▶ **ABOUT THIS EXERCISE**: In the 2013 goals post below, why is Andrea Mack excited about Novel #5? Answer in one to three sentences.

But I’m still 166th of 166 at Goodreads. Does that mean I’ll be eating alone at the lunch table? I guess on Feb. 12th when AN INFIDEL IN PARADISE arrives in stores, we’ll all find out. But whatever happens my Yorkie still thinks I’m amazing.

Tuesday, January 1, 2013

The MiG's 2013 Goals

Happy New Year! Another year rolls in and we are super excited about  2013. Each January we always make our goals and share them with each other. This year we thought how fun it would be to share our goals with you.

Here they are!

Andrea Mack

1. Finish rewriting Novel #4 (my middle grade novel about a girl on a wilderness adventure).

 2. Finish drafting Novel #5, the middle grade novel I started during NaNo. I'm excited about his project and it's keeping me writing and puzzling about the plot.

 3. Write two picture book manuscripts based on ideas I collected during Picture Book Idea Month (PiBoIdMo). I have some good ones and I want to take the time to develop them into stories.

▶ **DATA FOR ANALYSIS**:

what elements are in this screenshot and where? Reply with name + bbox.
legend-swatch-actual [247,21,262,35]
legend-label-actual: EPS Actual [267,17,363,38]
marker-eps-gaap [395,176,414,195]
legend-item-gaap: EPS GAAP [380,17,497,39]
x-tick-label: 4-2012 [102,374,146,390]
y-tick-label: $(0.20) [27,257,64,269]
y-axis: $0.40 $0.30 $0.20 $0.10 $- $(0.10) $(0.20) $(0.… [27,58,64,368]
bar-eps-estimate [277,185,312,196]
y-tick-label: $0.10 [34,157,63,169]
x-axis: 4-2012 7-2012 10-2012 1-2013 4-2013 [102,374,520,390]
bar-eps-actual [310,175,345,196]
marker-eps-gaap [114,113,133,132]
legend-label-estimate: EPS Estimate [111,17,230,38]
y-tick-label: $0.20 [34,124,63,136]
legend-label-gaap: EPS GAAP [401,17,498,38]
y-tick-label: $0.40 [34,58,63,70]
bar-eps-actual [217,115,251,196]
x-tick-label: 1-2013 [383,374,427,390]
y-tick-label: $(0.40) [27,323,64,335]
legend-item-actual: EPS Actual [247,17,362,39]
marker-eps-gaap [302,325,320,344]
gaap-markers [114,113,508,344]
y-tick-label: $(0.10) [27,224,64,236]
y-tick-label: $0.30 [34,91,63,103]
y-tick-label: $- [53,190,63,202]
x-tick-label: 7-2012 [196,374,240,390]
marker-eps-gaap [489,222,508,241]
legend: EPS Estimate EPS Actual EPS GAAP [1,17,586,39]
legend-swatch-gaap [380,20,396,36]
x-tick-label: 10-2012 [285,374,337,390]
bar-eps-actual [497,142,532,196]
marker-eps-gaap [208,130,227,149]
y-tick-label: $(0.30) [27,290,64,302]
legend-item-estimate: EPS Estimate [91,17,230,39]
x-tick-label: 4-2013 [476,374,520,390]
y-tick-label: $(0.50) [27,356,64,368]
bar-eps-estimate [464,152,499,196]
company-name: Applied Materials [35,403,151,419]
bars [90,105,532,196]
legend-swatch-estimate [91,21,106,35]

▶ **WRITTEN SOLUTION**: Andrea Mack is excited about Novel #5 because the project keeps Andrea writing and puzzling about the plot.